▶ [Your objective]: Recast every line of the data below as a JSON list of strings, one string per line, with blank lines omitted. Leave the pictures out of the list.

== == ==

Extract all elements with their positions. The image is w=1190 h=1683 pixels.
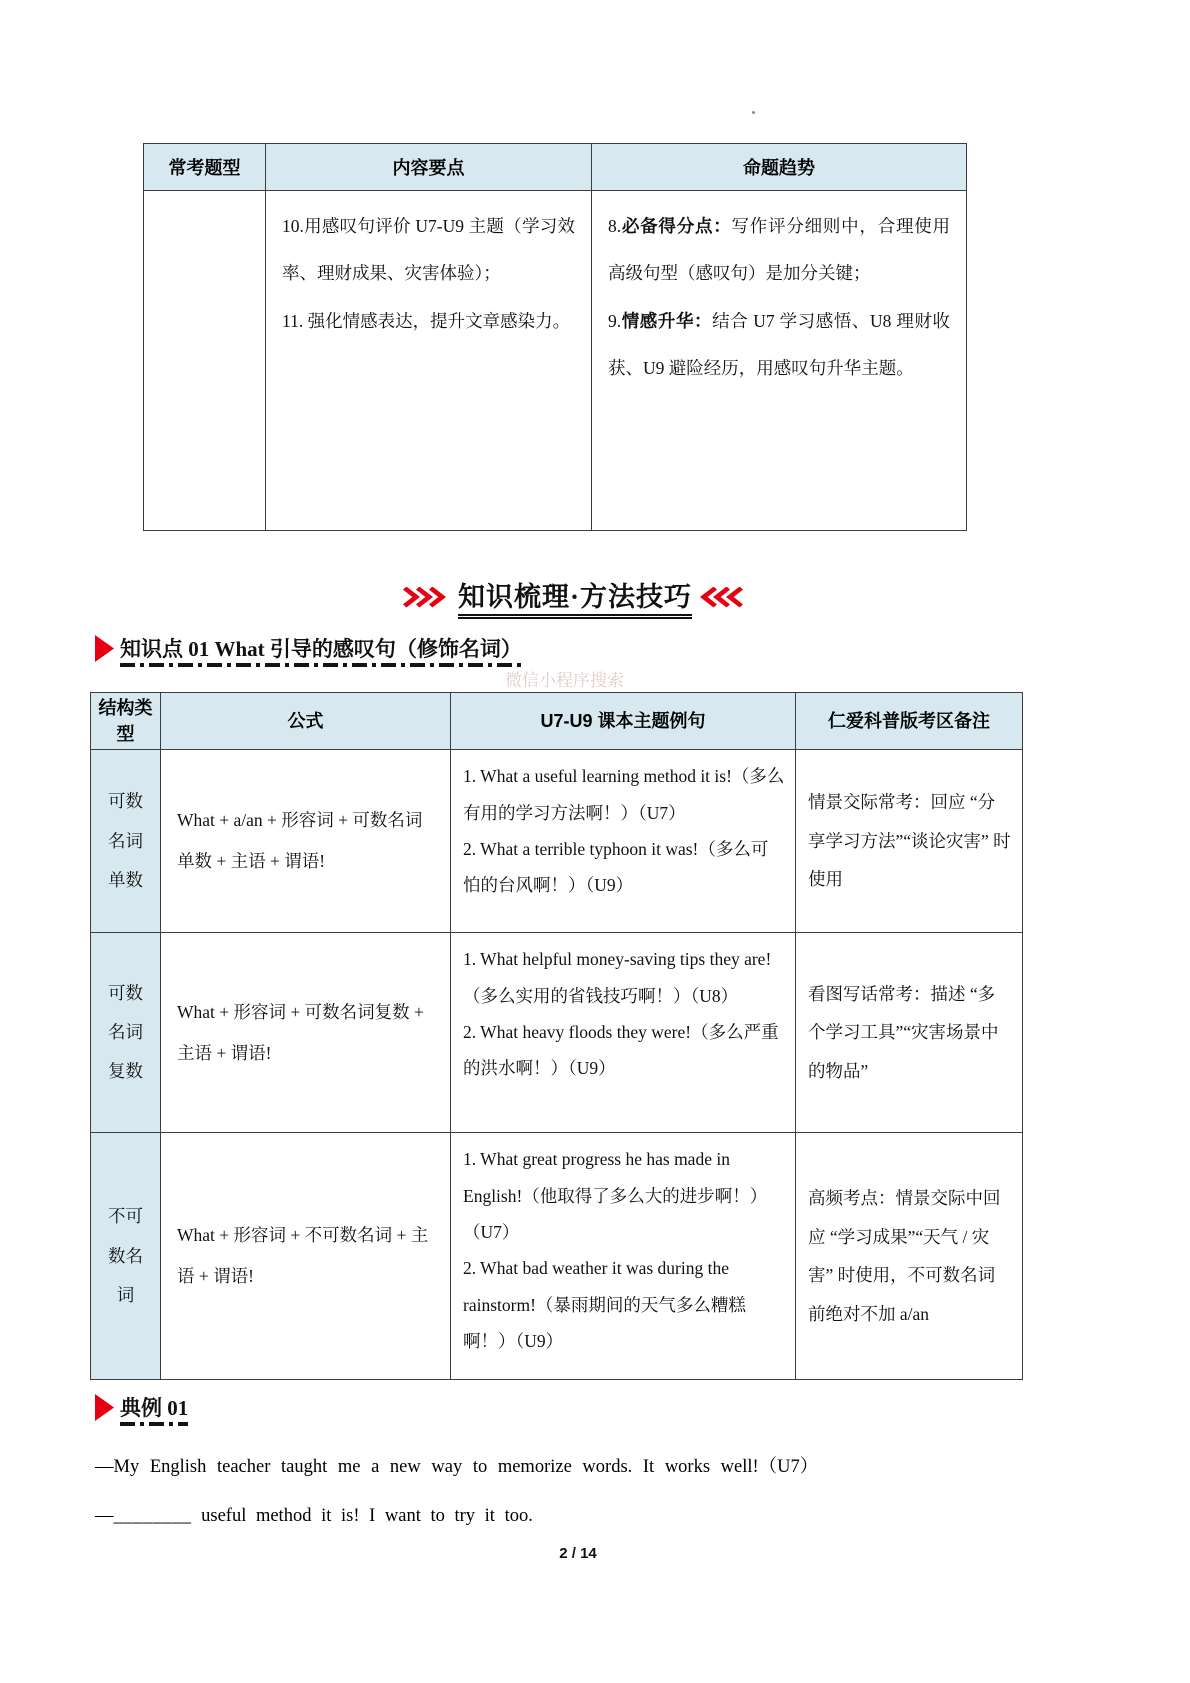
cell-question-type <box>144 191 266 531</box>
header-content-points: 内容要点 <box>266 144 592 191</box>
cell-trend <box>592 191 967 531</box>
cell-note: 情景交际常考：回应 “分享学习方法”“谈论灾害” 时使用 <box>796 750 1023 933</box>
content-point: 11. 强化情感表达，提升文章感染力。 <box>282 310 571 331</box>
exam-trend-table <box>143 143 967 531</box>
example-sentence: 2. What a terrible typhoon it was!（多么可怕的台风啊！）（U9） <box>463 838 769 896</box>
dialogue-line-2 <box>95 1506 995 1527</box>
red-arrow-icon <box>95 1394 114 1421</box>
cell-examples <box>451 933 796 1133</box>
red-arrow-icon <box>95 635 114 662</box>
trend-bold-label: 必备得分点： <box>621 216 732 236</box>
knowledge-point-title: 知识点 01 What 引导的感叹句（修饰名词） <box>120 633 522 667</box>
trend-number: 8. <box>608 216 622 236</box>
table-row-plural-countable <box>91 933 1023 1133</box>
watermark-text: 微信小程序搜索 <box>505 671 624 690</box>
example-sentence: 1. What helpful money-saving tips they are!（多么实用的省钱技巧啊！）（U8） <box>463 949 772 1006</box>
page-number: 2 / 14 <box>559 1545 597 1562</box>
header-exam-notes: 仁爱科普版考区备注 <box>796 693 1023 750</box>
trend-point <box>608 298 950 393</box>
table-row <box>144 191 967 531</box>
header-trend: 命题趋势 <box>592 144 967 191</box>
content-point: 10.用感叹句评价 U7-U9 主题（学习效率、理财成果、灾害体验）； <box>282 216 575 284</box>
section-banner-underline <box>458 575 692 619</box>
table-row-uncountable <box>91 1133 1023 1380</box>
dialogue-line-2-text: useful method it is! I want to try it too. <box>191 1506 533 1526</box>
table-header-row <box>144 144 967 191</box>
cell-type: 可数名词复数 <box>91 933 161 1133</box>
header-question-type: 常考题型 <box>144 144 266 191</box>
example-sentence: 2. What heavy floods they were!（多么严重的洪水啊！）（U9） <box>463 1021 779 1079</box>
trend-bold-label: 情感升华： <box>621 310 713 331</box>
example-sentence: 1. What a useful learning method it is!（多么有用的学习方法啊！）（U7） <box>463 766 785 823</box>
trend-point <box>608 203 950 298</box>
cell-content-points <box>266 191 592 531</box>
example-title: 典例 01 <box>120 1392 188 1426</box>
dialogue-line-1: —My English teacher taught me a new way to memorize words. It works well!（U7） <box>95 1457 819 1477</box>
cell-note: 高频考点：情景交际中回应 “学习成果”“天气 / 灾害” 时使用，不可数名词前绝对不加 a/an <box>796 1133 1023 1380</box>
cell-type: 不可数名词 <box>91 1133 161 1380</box>
trend-number: 9. <box>608 310 622 331</box>
table-header-row <box>91 693 1023 750</box>
cell-examples <box>451 1133 796 1380</box>
trend-text: 写作评分细则中，合理使用高级句型（感叹句）是加分关键； <box>608 216 951 284</box>
cell-formula: What + 形容词 + 可数名词复数 + 主语 + 谓语! <box>161 933 451 1133</box>
cell-note: 看图写话常考：描述 “多个学习工具”“灾害场景中的物品” <box>796 933 1023 1133</box>
knowledge-point-heading <box>95 633 522 667</box>
section-banner <box>0 575 1150 619</box>
trend-text: 结合 U7 学习感悟、U8 理财收获、U9 避险经历，用感叹句升华主题。 <box>608 310 951 378</box>
knowledge-table <box>90 692 1023 1380</box>
example-heading <box>95 1392 188 1426</box>
stray-dot <box>752 111 755 114</box>
answer-blank: ________ <box>113 1506 192 1526</box>
header-structure-type: 结构类型 <box>91 693 161 750</box>
example-sentence: 1. What great progress he has made in English!（他取得了多么大的进步啊！）（U7） <box>463 1149 768 1242</box>
header-example-sentences: U7-U9 课本主题例句 <box>451 693 796 750</box>
table-row-singular-countable <box>91 750 1023 933</box>
fast-forward-arrows-icon <box>407 587 446 608</box>
cell-formula: What + a/an + 形容词 + 可数名词单数 + 主语 + 谓语! <box>161 750 451 933</box>
rewind-arrows-icon <box>704 587 743 608</box>
example-sentence: 2. What bad weather it was during the rainstorm!（暴雨期间的天气多么糟糕啊！）（U9） <box>463 1258 746 1352</box>
dash: — <box>95 1506 114 1526</box>
cell-examples <box>451 750 796 933</box>
cell-type: 可数名词单数 <box>91 750 161 933</box>
header-formula: 公式 <box>161 693 451 750</box>
section-banner-title: 知识梳理·方法技巧 <box>458 582 692 616</box>
cell-formula: What + 形容词 + 不可数名词 + 主语 + 谓语! <box>161 1133 451 1380</box>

== == ==

▶ [Answer to the task]:
[
  "Extract all elements with their positions. The image is w=1190 h=1683 pixels.",
  "cell-question-type <box>144 191 266 531</box>",
  "header-content-points: 内容要点 <box>266 144 592 191</box>",
  "cell-trend <box>592 191 967 531</box>",
  "cell-note: 情景交际常考：回应 “分享学习方法”“谈论灾害” 时使用 <box>796 750 1023 933</box>",
  "content-point: 11. 强化情感表达，提升文章感染力。 <box>282 310 571 331</box>",
  "exam-trend-table <box>143 143 967 531</box>",
  "example-sentence: 2. What a terrible typhoon it was!（多么可怕的台风啊！）（U9） <box>463 838 769 896</box>",
  "dialogue-line-2 <box>95 1506 995 1527</box>",
  "red-arrow-icon <box>95 1394 114 1421</box>",
  "cell-examples <box>451 933 796 1133</box>",
  "red-arrow-icon <box>95 635 114 662</box>",
  "trend-bold-label: 必备得分点： <box>621 216 732 236</box>",
  "knowledge-point-title: 知识点 01 What 引导的感叹句（修饰名词） <box>120 633 522 667</box>",
  "trend-number: 8. <box>608 216 622 236</box>",
  "table-row-plural-countable <box>91 933 1023 1133</box>",
  "watermark-text: 微信小程序搜索 <box>505 671 624 690</box>",
  "example-sentence: 1. What helpful money-saving tips they are!（多么实用的省钱技巧啊！）（U8） <box>463 949 772 1006</box>",
  "page-number: 2 / 14 <box>559 1545 597 1562</box>",
  "header-exam-notes: 仁爱科普版考区备注 <box>796 693 1023 750</box>",
  "trend-point <box>608 298 950 393</box>",
  "table-row <box>144 191 967 531</box>",
  "header-trend: 命题趋势 <box>592 144 967 191</box>",
  "content-point: 10.用感叹句评价 U7-U9 主题（学习效率、理财成果、灾害体验）； <box>282 216 575 284</box>",
  "section-banner-underline <box>458 575 692 619</box>",
  "table-row-uncountable <box>91 1133 1023 1380</box>",
  "dialogue-line-2-text: useful method it is! I want to try it too. <box>191 1506 533 1526</box>",
  "table-header-row <box>144 144 967 191</box>",
  "cell-type: 可数名词复数 <box>91 933 161 1133</box>",
  "header-question-type: 常考题型 <box>144 144 266 191</box>",
  "example-sentence: 2. What heavy floods they were!（多么严重的洪水啊！）（U9） <box>463 1021 779 1079</box>",
  "trend-bold-label: 情感升华： <box>621 310 713 331</box>",
  "example-sentence: 1. What a useful learning method it is!（多么有用的学习方法啊！）（U7） <box>463 766 785 823</box>",
  "trend-point <box>608 203 950 298</box>",
  "cell-content-points <box>266 191 592 531</box>",
  "example-title: 典例 01 <box>120 1392 188 1426</box>",
  "dialogue-line-1: —My English teacher taught me a new way to memorize words. It works well!（U7） <box>95 1457 819 1477</box>",
  "cell-note: 高频考点：情景交际中回应 “学习成果”“天气 / 灾害” 时使用，不可数名词前绝对不加 a/an <box>796 1133 1023 1380</box>",
  "cell-type: 不可数名词 <box>91 1133 161 1380</box>",
  "trend-number: 9. <box>608 310 622 331</box>",
  "table-header-row <box>91 693 1023 750</box>",
  "cell-examples <box>451 1133 796 1380</box>",
  "trend-text: 写作评分细则中，合理使用高级句型（感叹句）是加分关键； <box>608 216 951 284</box>",
  "cell-formula: What + 形容词 + 可数名词复数 + 主语 + 谓语! <box>161 933 451 1133</box>",
  "cell-note: 看图写话常考：描述 “多个学习工具”“灾害场景中的物品” <box>796 933 1023 1133</box>",
  "knowledge-point-heading <box>95 633 522 667</box>",
  "section-banner <box>0 575 1150 619</box>",
  "trend-text: 结合 U7 学习感悟、U8 理财收获、U9 避险经历，用感叹句升华主题。 <box>608 310 951 378</box>",
  "knowledge-table <box>90 692 1023 1380</box>",
  "example-heading <box>95 1392 188 1426</box>",
  "stray-dot <box>752 111 755 114</box>",
  "answer-blank: ________ <box>113 1506 192 1526</box>",
  "header-structure-type: 结构类型 <box>91 693 161 750</box>",
  "example-sentence: 1. What great progress he has made in English!（他取得了多么大的进步啊！）（U7） <box>463 1149 768 1242</box>",
  "header-example-sentences: U7-U9 课本主题例句 <box>451 693 796 750</box>",
  "table-row-singular-countable <box>91 750 1023 933</box>",
  "fast-forward-arrows-icon <box>407 587 446 608</box>",
  "cell-formula: What + a/an + 形容词 + 可数名词单数 + 主语 + 谓语! <box>161 750 451 933</box>",
  "rewind-arrows-icon <box>704 587 743 608</box>",
  "example-sentence: 2. What bad weather it was during the rainstorm!（暴雨期间的天气多么糟糕啊！）（U9） <box>463 1258 746 1352</box>",
  "dash: — <box>95 1506 114 1526</box>",
  "cell-examples <box>451 750 796 933</box>",
  "cell-type: 可数名词单数 <box>91 750 161 933</box>",
  "header-formula: 公式 <box>161 693 451 750</box>",
  "section-banner-title: 知识梳理·方法技巧 <box>458 582 692 616</box>",
  "cell-formula: What + 形容词 + 不可数名词 + 主语 + 谓语! <box>161 1133 451 1380</box>"
]